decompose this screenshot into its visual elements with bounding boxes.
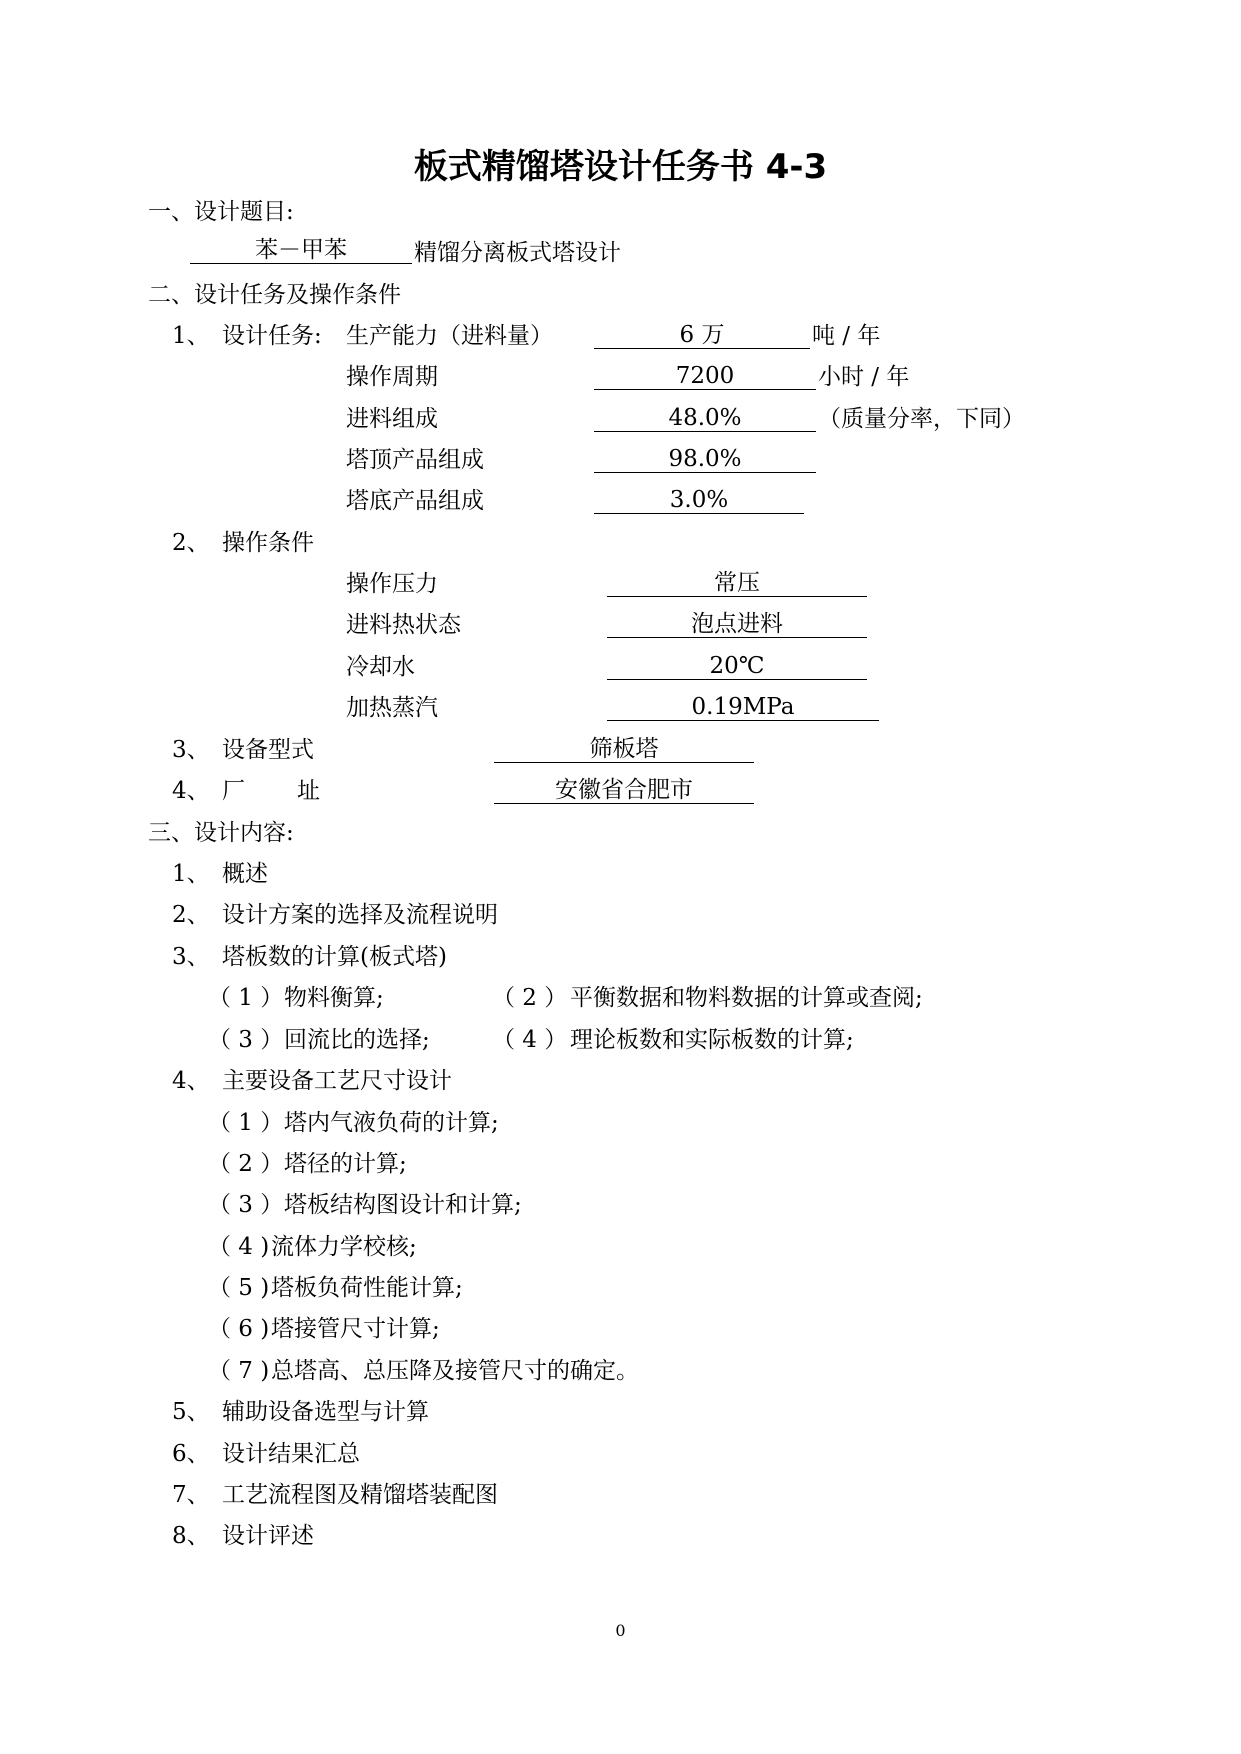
sub-item-number: （ 1 ） [208, 1110, 284, 1136]
section1-heading: 一、设计题目: [148, 199, 294, 225]
condition-label: 操作压力 [346, 571, 438, 597]
content-item-number: 5、 [172, 1399, 210, 1425]
condition-value: 常压 [607, 570, 867, 597]
sub-item-number: （ 4 ) [208, 1234, 270, 1260]
sub-item-text: 回流比的选择; [284, 1027, 430, 1053]
content-item-number: 8、 [172, 1523, 210, 1549]
content-item-number: 1、 [172, 861, 210, 887]
item1-number: 1、 [172, 323, 210, 349]
condition-value: 0.19MPa [607, 694, 879, 721]
item1-label: 设计任务: [222, 323, 322, 349]
condition-label: 加热蒸汽 [346, 695, 438, 721]
task-label: 进料组成 [346, 406, 438, 432]
sub-item-text: 塔接管尺寸计算; [271, 1316, 440, 1342]
sub-item-number: （ 3 ） [208, 1027, 284, 1053]
item3-number: 3、 [172, 737, 210, 763]
content-item-text: 设计结果汇总 [222, 1441, 360, 1467]
sub-item-text: 理论板数和实际板数的计算; [570, 1027, 854, 1053]
sub-item-number: （ 1 ） [208, 985, 284, 1011]
sub-item-text: 平衡数据和物料数据的计算或查阅; [570, 985, 923, 1011]
item2-label: 操作条件 [222, 530, 314, 556]
task-value: 98.0% [594, 446, 816, 473]
item3-label: 设备型式 [222, 737, 314, 763]
item4-label-a: 厂 [222, 778, 245, 804]
sub-item-text: 塔内气液负荷的计算; [284, 1110, 499, 1136]
content-item-number: 2、 [172, 902, 210, 928]
task-value: 3.0% [594, 487, 804, 514]
site-value: 安徽省合肥市 [494, 777, 754, 804]
content-item-text: 主要设备工艺尺寸设计 [222, 1068, 452, 1094]
sub-item-text: 总塔高、总压降及接管尺寸的确定。 [271, 1358, 639, 1384]
task-value: 48.0% [594, 405, 816, 432]
content-item-text: 辅助设备选型与计算 [222, 1399, 429, 1425]
task-label: 塔底产品组成 [346, 488, 484, 514]
sub-item-number: （ 5 ) [208, 1275, 270, 1301]
equipment-type-value: 筛板塔 [494, 736, 754, 763]
condition-value: 泡点进料 [607, 611, 867, 638]
item2-number: 2、 [172, 530, 210, 556]
content-item-number: 7、 [172, 1482, 210, 1508]
content-item-number: 3、 [172, 944, 210, 970]
document-title: 板式精馏塔设计任务书 4-3 [413, 147, 828, 187]
content-item-text: 工艺流程图及精馏塔装配图 [222, 1482, 498, 1508]
task-value: 7200 [594, 363, 816, 390]
sub-item-text: 流体力学校核; [271, 1234, 417, 1260]
task-unit: 小时 / 年 [818, 364, 910, 390]
item4-label-b: 址 [297, 778, 320, 804]
task-unit: （质量分率，下同） [818, 406, 1025, 432]
sub-item-number: （ 2 ） [492, 985, 568, 1011]
task-value: 6 万 [594, 322, 810, 349]
sub-item-number: （ 7 ) [208, 1358, 270, 1384]
content-item-text: 概述 [222, 861, 268, 887]
sub-item-text: 塔径的计算; [284, 1151, 407, 1177]
task-unit: 吨 / 年 [812, 323, 881, 349]
topic-blank: 苯－甲苯 [190, 237, 412, 264]
sub-item-number: （ 6 ) [208, 1316, 270, 1342]
sub-item-number: （ 4 ） [492, 1027, 568, 1053]
task-label: 操作周期 [346, 364, 438, 390]
sub-item-number: （ 2 ） [208, 1151, 284, 1177]
condition-label: 进料热状态 [346, 612, 461, 638]
task-label: 塔顶产品组成 [346, 447, 484, 473]
condition-label: 冷却水 [346, 654, 415, 680]
topic-suffix: 精馏分离板式塔设计 [414, 240, 621, 266]
section3-heading: 三、设计内容: [148, 820, 294, 846]
content-item-number: 6、 [172, 1441, 210, 1467]
section2-heading: 二、设计任务及操作条件 [148, 282, 401, 308]
item4-number: 4、 [172, 778, 210, 804]
sub-item-text: 物料衡算; [284, 985, 384, 1011]
content-item-number: 4、 [172, 1068, 210, 1094]
page-number: 0 [615, 1621, 626, 1640]
content-item-text: 设计评述 [222, 1523, 314, 1549]
content-item-text: 设计方案的选择及流程说明 [222, 902, 498, 928]
sub-item-text: 塔板结构图设计和计算; [284, 1192, 522, 1218]
task-label: 生产能力（进料量） [346, 323, 553, 349]
content-item-text: 塔板数的计算(板式塔) [222, 944, 447, 970]
sub-item-number: （ 3 ） [208, 1192, 284, 1218]
sub-item-text: 塔板负荷性能计算; [271, 1275, 463, 1301]
condition-value: 20℃ [607, 653, 867, 680]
+--
What to do:
Can you copy the listing above line for line, with no changes, leaving out the picture?

Finished task:
decompose this screenshot into its visual elements with bounding boxes.
sub-item-number: （ 1 ） [208, 1110, 284, 1136]
section1-heading: 一、设计题目: [148, 199, 294, 225]
condition-label: 操作压力 [346, 571, 438, 597]
content-item-number: 5、 [172, 1399, 210, 1425]
condition-value: 常压 [607, 570, 867, 597]
sub-item-number: （ 4 ) [208, 1234, 270, 1260]
sub-item-text: 回流比的选择; [284, 1027, 430, 1053]
content-item-number: 8、 [172, 1523, 210, 1549]
content-item-number: 1、 [172, 861, 210, 887]
item1-number: 1、 [172, 323, 210, 349]
condition-value: 0.19MPa [607, 694, 879, 721]
item1-label: 设计任务: [222, 323, 322, 349]
condition-label: 加热蒸汽 [346, 695, 438, 721]
task-label: 进料组成 [346, 406, 438, 432]
sub-item-text: 塔接管尺寸计算; [271, 1316, 440, 1342]
sub-item-number: （ 3 ） [208, 1027, 284, 1053]
item3-number: 3、 [172, 737, 210, 763]
content-item-text: 设计结果汇总 [222, 1441, 360, 1467]
sub-item-text: 理论板数和实际板数的计算; [570, 1027, 854, 1053]
sub-item-number: （ 1 ） [208, 985, 284, 1011]
sub-item-text: 平衡数据和物料数据的计算或查阅; [570, 985, 923, 1011]
item2-label: 操作条件 [222, 530, 314, 556]
task-value: 98.0% [594, 446, 816, 473]
item3-label: 设备型式 [222, 737, 314, 763]
item4-label-a: 厂 [222, 778, 245, 804]
sub-item-text: 塔内气液负荷的计算; [284, 1110, 499, 1136]
content-item-number: 2、 [172, 902, 210, 928]
task-value: 3.0% [594, 487, 804, 514]
site-value: 安徽省合肥市 [494, 777, 754, 804]
content-item-text: 主要设备工艺尺寸设计 [222, 1068, 452, 1094]
sub-item-text: 总塔高、总压降及接管尺寸的确定。 [271, 1358, 639, 1384]
task-value: 48.0% [594, 405, 816, 432]
content-item-text: 辅助设备选型与计算 [222, 1399, 429, 1425]
task-label: 塔底产品组成 [346, 488, 484, 514]
sub-item-number: （ 5 ) [208, 1275, 270, 1301]
equipment-type-value: 筛板塔 [494, 736, 754, 763]
condition-value: 泡点进料 [607, 611, 867, 638]
item2-number: 2、 [172, 530, 210, 556]
content-item-number: 7、 [172, 1482, 210, 1508]
content-item-number: 3、 [172, 944, 210, 970]
document-title: 板式精馏塔设计任务书 4-3 [413, 147, 828, 187]
content-item-text: 工艺流程图及精馏塔装配图 [222, 1482, 498, 1508]
task-value: 7200 [594, 363, 816, 390]
sub-item-text: 流体力学校核; [271, 1234, 417, 1260]
task-unit: 小时 / 年 [818, 364, 910, 390]
item4-label-b: 址 [297, 778, 320, 804]
task-unit: （质量分率，下同） [818, 406, 1025, 432]
sub-item-number: （ 2 ） [492, 985, 568, 1011]
task-value: 6 万 [594, 322, 810, 349]
sub-item-number: （ 7 ) [208, 1358, 270, 1384]
content-item-text: 概述 [222, 861, 268, 887]
sub-item-text: 塔径的计算; [284, 1151, 407, 1177]
task-unit: 吨 / 年 [812, 323, 881, 349]
topic-blank: 苯－甲苯 [190, 237, 412, 264]
sub-item-number: （ 6 ) [208, 1316, 270, 1342]
sub-item-number: （ 4 ） [492, 1027, 568, 1053]
task-label: 操作周期 [346, 364, 438, 390]
sub-item-number: （ 2 ） [208, 1151, 284, 1177]
condition-label: 进料热状态 [346, 612, 461, 638]
task-label: 塔顶产品组成 [346, 447, 484, 473]
condition-label: 冷却水 [346, 654, 415, 680]
topic-suffix: 精馏分离板式塔设计 [414, 240, 621, 266]
section3-heading: 三、设计内容: [148, 820, 294, 846]
content-item-number: 6、 [172, 1441, 210, 1467]
section2-heading: 二、设计任务及操作条件 [148, 282, 401, 308]
item4-number: 4、 [172, 778, 210, 804]
sub-item-text: 物料衡算; [284, 985, 384, 1011]
content-item-number: 4、 [172, 1068, 210, 1094]
page-number: 0 [615, 1621, 626, 1640]
content-item-text: 设计评述 [222, 1523, 314, 1549]
content-item-text: 设计方案的选择及流程说明 [222, 902, 498, 928]
sub-item-text: 塔板结构图设计和计算; [284, 1192, 522, 1218]
task-label: 生产能力（进料量） [346, 323, 553, 349]
content-item-text: 塔板数的计算(板式塔) [222, 944, 447, 970]
sub-item-number: （ 3 ） [208, 1192, 284, 1218]
sub-item-text: 塔板负荷性能计算; [271, 1275, 463, 1301]
condition-value: 20℃ [607, 653, 867, 680]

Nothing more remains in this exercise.